Exercise :: With the pictures left out, return exactly the lines from the one containing "Read out every word on this page." through the end of the listing below.

Data records ::
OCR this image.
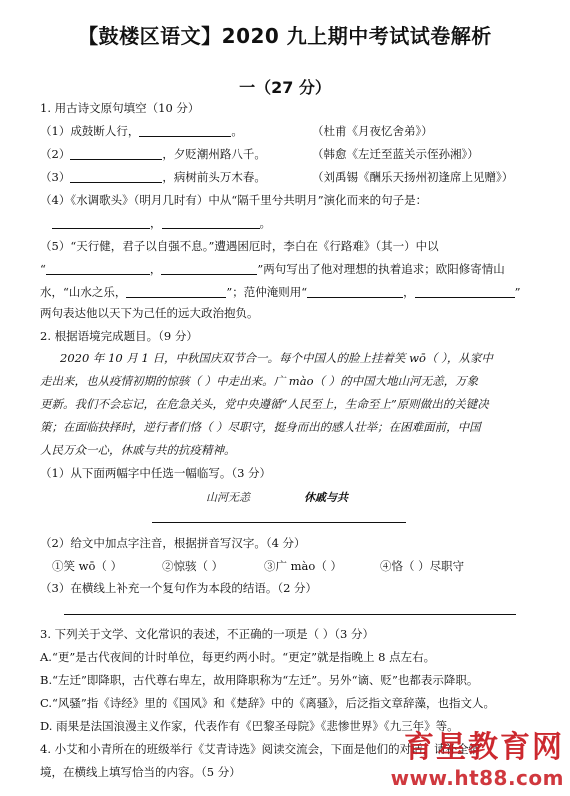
【鼓楼区语文】2020 九上期中考试试卷解析
一（27 分）
1. 用古诗文原句填空（10 分）
（1）成鼓断人行，	。	（杜甫《月夜忆舍弟》）
（2）	，夕贬潮州路八千。	（韩愈《左迁至蓝关示侄孙湘》）
（3）	，病树前头万木春。	（刘禹锡《酬乐天扬州初逢席上见赠》）
（4）《水调歌头》（明月几时有）中从“隔千里兮共明月”演化而来的句子是：
，	。
（5）“天行健，君子以自强不息。”遭遇困厄时，李白在《行路难》（其一）中以
“	，	”两句写出了他对理想的执着追求；欧阳修寄情山
水，“山水之乐，	”；范仲淹则用“	，	”
两句表达他以天下为己任的远大政治抱负。
2. 根据语境完成题目。（9 分）
2020 年 10 月 1 日，中秋国庆双节合一。每个中国人的脸上挂着笑 wō（ ），从家中
走出来，也从疫情初期的惊骇（ ）中走出来。广 mào（ ）的中国大地山河无恙，万象
更新。我们不会忘记，在危急关头，党中央遵循“人民至上，生命至上”原则做出的关键决
策；在面临抉择时，逆行者们恪（ ）尽职守，挺身而出的感人壮举；在困难面前，中国
人民万众一心，休戚与共的抗疫精神。
（1）从下面两幅字中任选一幅临写。（3 分）
山河无恙	休戚与共
（2）给文中加点字注音，根据拼音写汉字。（4 分）
①笑 wō（ ）	②惊骇（ ）	③广 mào（ ）	④恪（ ）尽职守
（3）在横线上补充一个复句作为本段的结语。（2 分）
3. 下列关于文学、文化常识的表述，不正确的一项是（ ）（3 分）
A.“更”是古代夜间的计时单位，每更约两小时。“更定”就是指晚上 8 点左右。
B.“左迁”即降职，古代尊右卑左，故用降职称为“左迁”。另外“谪、贬”也都表示降职。
C.“风骚”指《诗经》里的《国风》和《楚辞》中的《离骚》，后泛指文章辞藻，也指文人。
D. 雨果是法国浪漫主义作家，代表作有《巴黎圣母院》《悲惨世界》《九三年》等。
4. 小艾和小青所在的班级举行《艾青诗选》阅读交流会，下面是他们的对话，请补全情
境，在横线上填写恰当的内容。（5 分）
育星教育网
www.ht88.com
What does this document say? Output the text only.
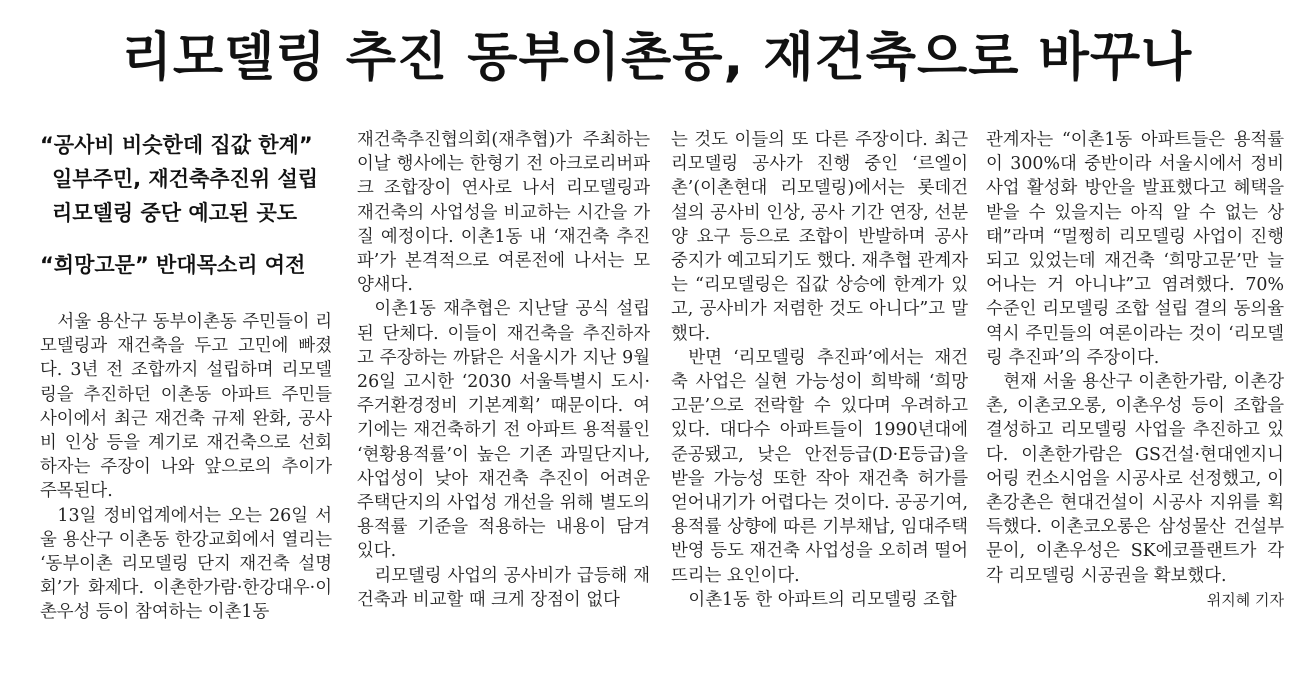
리모델링 추진 동부이촌동, 재건축으로 바꾸나
“공사비 비슷한데 집값 한계”
일부주민, 재건축추진위 설립
리모델링 중단 예고된 곳도
“희망고문” 반대목소리 여전

서울 용산구 동부이촌동 주민들이 리모델링과 재건축을 두고 고민에 빠졌다. 3년 전 조합까지 설립하며 리모델링을 추진하던 이촌동 아파트 주민들 사이에서 최근 재건축 규제 완화, 공사비 인상 등을 계기로 재건축으로 선회하자는 주장이 나와 앞으로의 추이가 주목된다.

13일 정비업계에서는 오는 26일 서울 용산구 이촌동 한강교회에서 열리는 ‘동부이촌 리모델링 단지 재건축 설명회’가 화제다. 이촌한가람·한강대우·이촌우성 등이 참여하는 이촌1동

재건축추진협의회(재추협)가 주최하는 이날 행사에는 한형기 전 아크로리버파크 조합장이 연사로 나서 리모델링과 재건축의 사업성을 비교하는 시간을 가질 예정이다. 이촌1동 내 ‘재건축 추진파’가 본격적으로 여론전에 나서는 모양새다.

이촌1동 재추협은 지난달 공식 설립된 단체다. 이들이 재건축을 추진하자고 주장하는 까닭은 서울시가 지난 9월 26일 고시한 ‘2030 서울특별시 도시·주거환경정비 기본계획’ 때문이다. 여기에는 재건축하기 전 아파트 용적률인 ‘현황용적률’이 높은 기존 과밀단지나, 사업성이 낮아 재건축 추진이 어려운 주택단지의 사업성 개선을 위해 별도의 용적률 기준을 적용하는 내용이 담겨 있다.

리모델링 사업의 공사비가 급등해 재건축과 비교할 때 크게 장점이 없다

는 것도 이들의 또 다른 주장이다. 최근 리모델링 공사가 진행 중인 ‘르엘이촌’(이촌현대 리모델링)에서는 롯데건설의 공사비 인상, 공사 기간 연장, 선분양 요구 등으로 조합이 반발하며 공사 중지가 예고되기도 했다. 재추협 관계자는 “리모델링은 집값 상승에 한계가 있고, 공사비가 저렴한 것도 아니다”고 말했다.

반면 ‘리모델링 추진파’에서는 재건축 사업은 실현 가능성이 희박해 ‘희망고문’으로 전락할 수 있다며 우려하고 있다. 대다수 아파트들이 1990년대에 준공됐고, 낮은 안전등급(D·E등급)을 받을 가능성 또한 작아 재건축 허가를 얻어내기가 어렵다는 것이다. 공공기여, 용적률 상향에 따른 기부채납, 임대주택 반영 등도 재건축 사업성을 오히려 떨어뜨리는 요인이다.

이촌1동 한 아파트의 리모델링 조합

관계자는 “이촌1동 아파트들은 용적률이 300%대 중반이라 서울시에서 정비사업 활성화 방안을 발표했다고 혜택을 받을 수 있을지는 아직 알 수 없는 상태”라며 “멀쩡히 리모델링 사업이 진행되고 있었는데 재건축 ‘희망고문’만 늘어나는 거 아니냐”고 염려했다. 70% 수준인 리모델링 조합 설립 결의 동의율 역시 주민들의 여론이라는 것이 ‘리모델링 추진파’의 주장이다.

현재 서울 용산구 이촌한가람, 이촌강촌, 이촌코오롱, 이촌우성 등이 조합을 결성하고 리모델링 사업을 추진하고 있다. 이촌한가람은 GS건설·현대엔지니어링 컨소시엄을 시공사로 선정했고, 이촌강촌은 현대건설이 시공사 지위를 획득했다. 이촌코오롱은 삼성물산 건설부문이, 이촌우성은 SK에코플랜트가 각각 리모델링 시공권을 확보했다.
위지혜 기자
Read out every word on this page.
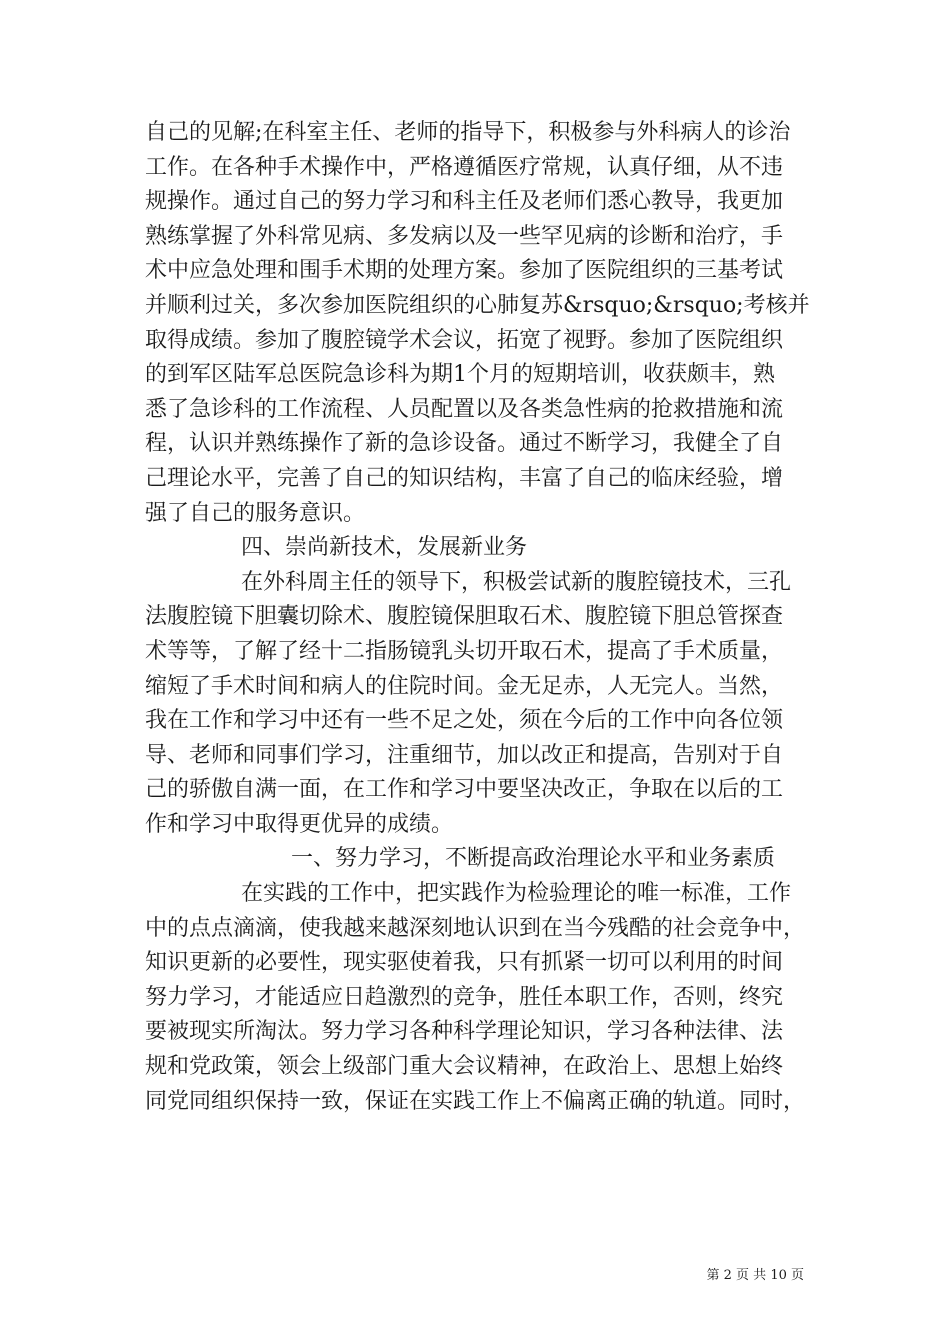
自己的见解;在科室主任、老师的指导下，积极参与外科病人的诊治
工作。在各种手术操作中，严格遵循医疗常规，认真仔细，从不违
规操作。通过自己的努力学习和科主任及老师们悉心教导，我更加
熟练掌握了外科常见病、多发病以及一些罕见病的诊断和治疗，手
术中应急处理和围手术期的处理方案。参加了医院组织的三基考试
并顺利过关，多次参加医院组织的心肺复苏&rsquo;&rsquo;考核并
取得成绩。参加了腹腔镜学术会议，拓宽了视野。参加了医院组织
的到军区陆军总医院急诊科为期1个月的短期培训，收获颇丰，熟
悉了急诊科的工作流程、人员配置以及各类急性病的抢救措施和流
程，认识并熟练操作了新的急诊设备。通过不断学习，我健全了自
己理论水平，完善了自己的知识结构，丰富了自己的临床经验，增
强了自己的服务意识。
四、崇尚新技术，发展新业务
在外科周主任的领导下，积极尝试新的腹腔镜技术，三孔
法腹腔镜下胆囊切除术、腹腔镜保胆取石术、腹腔镜下胆总管探查
术等等，了解了经十二指肠镜乳头切开取石术，提高了手术质量，
缩短了手术时间和病人的住院时间。金无足赤，人无完人。当然，
我在工作和学习中还有一些不足之处，须在今后的工作中向各位领
导、老师和同事们学习，注重细节，加以改正和提高，告别对于自
己的骄傲自满一面，在工作和学习中要坚决改正，争取在以后的工
作和学习中取得更优异的成绩。
一、努力学习，不断提高政治理论水平和业务素质
在实践的工作中，把实践作为检验理论的唯一标准，工作
中的点点滴滴，使我越来越深刻地认识到在当今残酷的社会竞争中，
知识更新的必要性，现实驱使着我，只有抓紧一切可以利用的时间
努力学习，才能适应日趋激烈的竞争，胜任本职工作，否则，终究
要被现实所淘汰。努力学习各种科学理论知识，学习各种法律、法
规和党政策，领会上级部门重大会议精神，在政治上、思想上始终
同党同组织保持一致，保证在实践工作上不偏离正确的轨道。同时，
第 2 页 共 10 页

Exercise response ::
Read out every word on this page.
自己的见解;在科室主任、老师的指导下，积极参与外科病人的诊治
工作。在各种手术操作中，严格遵循医疗常规，认真仔细，从不违
规操作。通过自己的努力学习和科主任及老师们悉心教导，我更加
熟练掌握了外科常见病、多发病以及一些罕见病的诊断和治疗，手
术中应急处理和围手术期的处理方案。参加了医院组织的三基考试
并顺利过关，多次参加医院组织的心肺复苏&rsquo;&rsquo;考核并
取得成绩。参加了腹腔镜学术会议，拓宽了视野。参加了医院组织
的到军区陆军总医院急诊科为期1个月的短期培训，收获颇丰，熟
悉了急诊科的工作流程、人员配置以及各类急性病的抢救措施和流
程，认识并熟练操作了新的急诊设备。通过不断学习，我健全了自
己理论水平，完善了自己的知识结构，丰富了自己的临床经验，增
强了自己的服务意识。
四、崇尚新技术，发展新业务
在外科周主任的领导下，积极尝试新的腹腔镜技术，三孔
法腹腔镜下胆囊切除术、腹腔镜保胆取石术、腹腔镜下胆总管探查
术等等，了解了经十二指肠镜乳头切开取石术，提高了手术质量，
缩短了手术时间和病人的住院时间。金无足赤，人无完人。当然，
我在工作和学习中还有一些不足之处，须在今后的工作中向各位领
导、老师和同事们学习，注重细节，加以改正和提高，告别对于自
己的骄傲自满一面，在工作和学习中要坚决改正，争取在以后的工
作和学习中取得更优异的成绩。
一、努力学习，不断提高政治理论水平和业务素质
在实践的工作中，把实践作为检验理论的唯一标准，工作
中的点点滴滴，使我越来越深刻地认识到在当今残酷的社会竞争中，
知识更新的必要性，现实驱使着我，只有抓紧一切可以利用的时间
努力学习，才能适应日趋激烈的竞争，胜任本职工作，否则，终究
要被现实所淘汰。努力学习各种科学理论知识，学习各种法律、法
规和党政策，领会上级部门重大会议精神，在政治上、思想上始终
同党同组织保持一致，保证在实践工作上不偏离正确的轨道。同时，
第 2 页 共 10 页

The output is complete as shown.